§ **Data shown**
+ + + +

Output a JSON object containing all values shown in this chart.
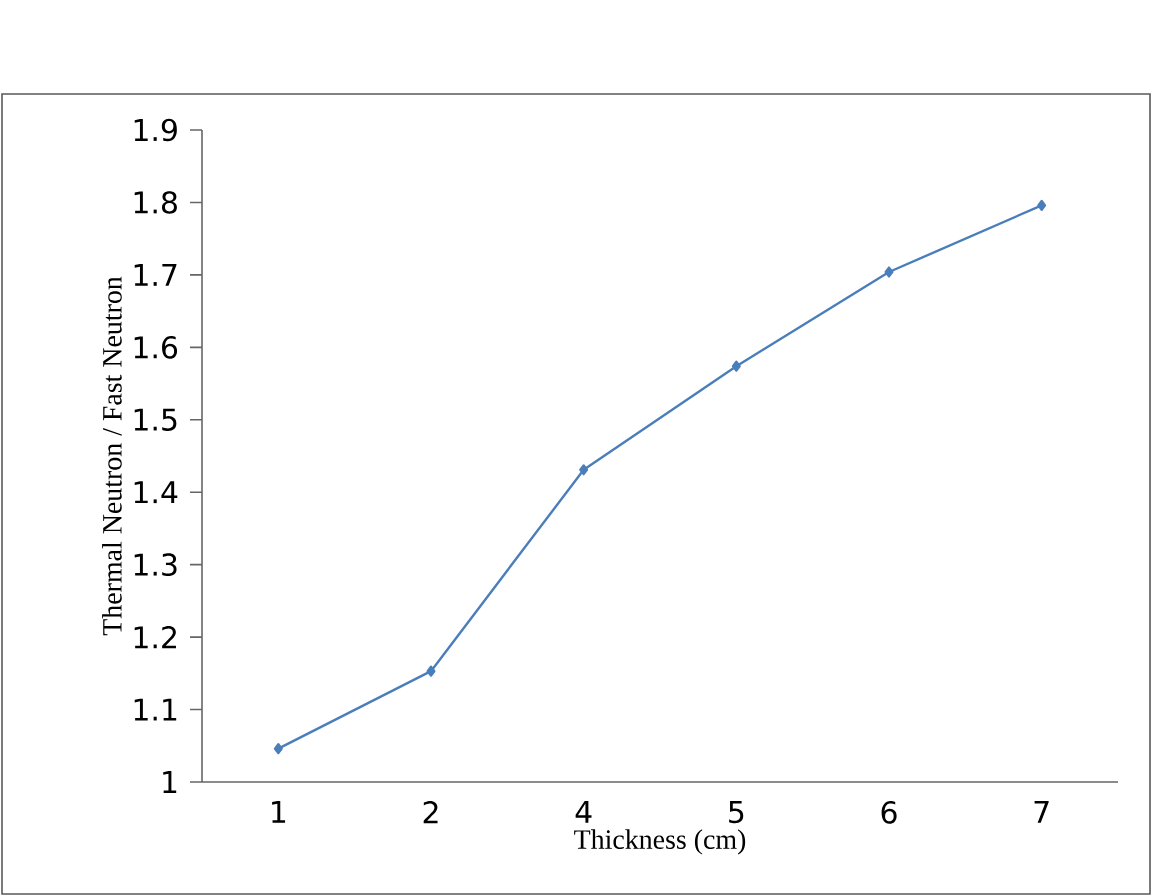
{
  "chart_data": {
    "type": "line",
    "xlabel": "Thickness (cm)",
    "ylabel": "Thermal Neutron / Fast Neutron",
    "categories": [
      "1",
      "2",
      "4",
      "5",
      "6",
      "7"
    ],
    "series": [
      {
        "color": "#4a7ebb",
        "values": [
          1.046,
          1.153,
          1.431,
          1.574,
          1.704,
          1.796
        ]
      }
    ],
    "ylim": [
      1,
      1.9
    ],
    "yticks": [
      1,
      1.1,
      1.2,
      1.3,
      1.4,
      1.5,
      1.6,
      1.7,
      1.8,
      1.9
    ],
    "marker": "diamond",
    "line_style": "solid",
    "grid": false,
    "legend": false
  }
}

+ + + +

§ **Work instructions**
Output all of the records exactly as they appear above, but not the pictures.

§ **Written response**
Output a JSON object containing all values shown in this chart.
{
  "chart_data": {
    "type": "line",
    "xlabel": "Thickness (cm)",
    "ylabel": "Thermal Neutron / Fast Neutron",
    "categories": [
      "1",
      "2",
      "4",
      "5",
      "6",
      "7"
    ],
    "series": [
      {
        "color": "#4a7ebb",
        "values": [
          1.046,
          1.153,
          1.431,
          1.574,
          1.704,
          1.796
        ]
      }
    ],
    "ylim": [
      1,
      1.9
    ],
    "yticks": [
      1,
      1.1,
      1.2,
      1.3,
      1.4,
      1.5,
      1.6,
      1.7,
      1.8,
      1.9
    ],
    "marker": "diamond",
    "line_style": "solid",
    "grid": false,
    "legend": false
  }
}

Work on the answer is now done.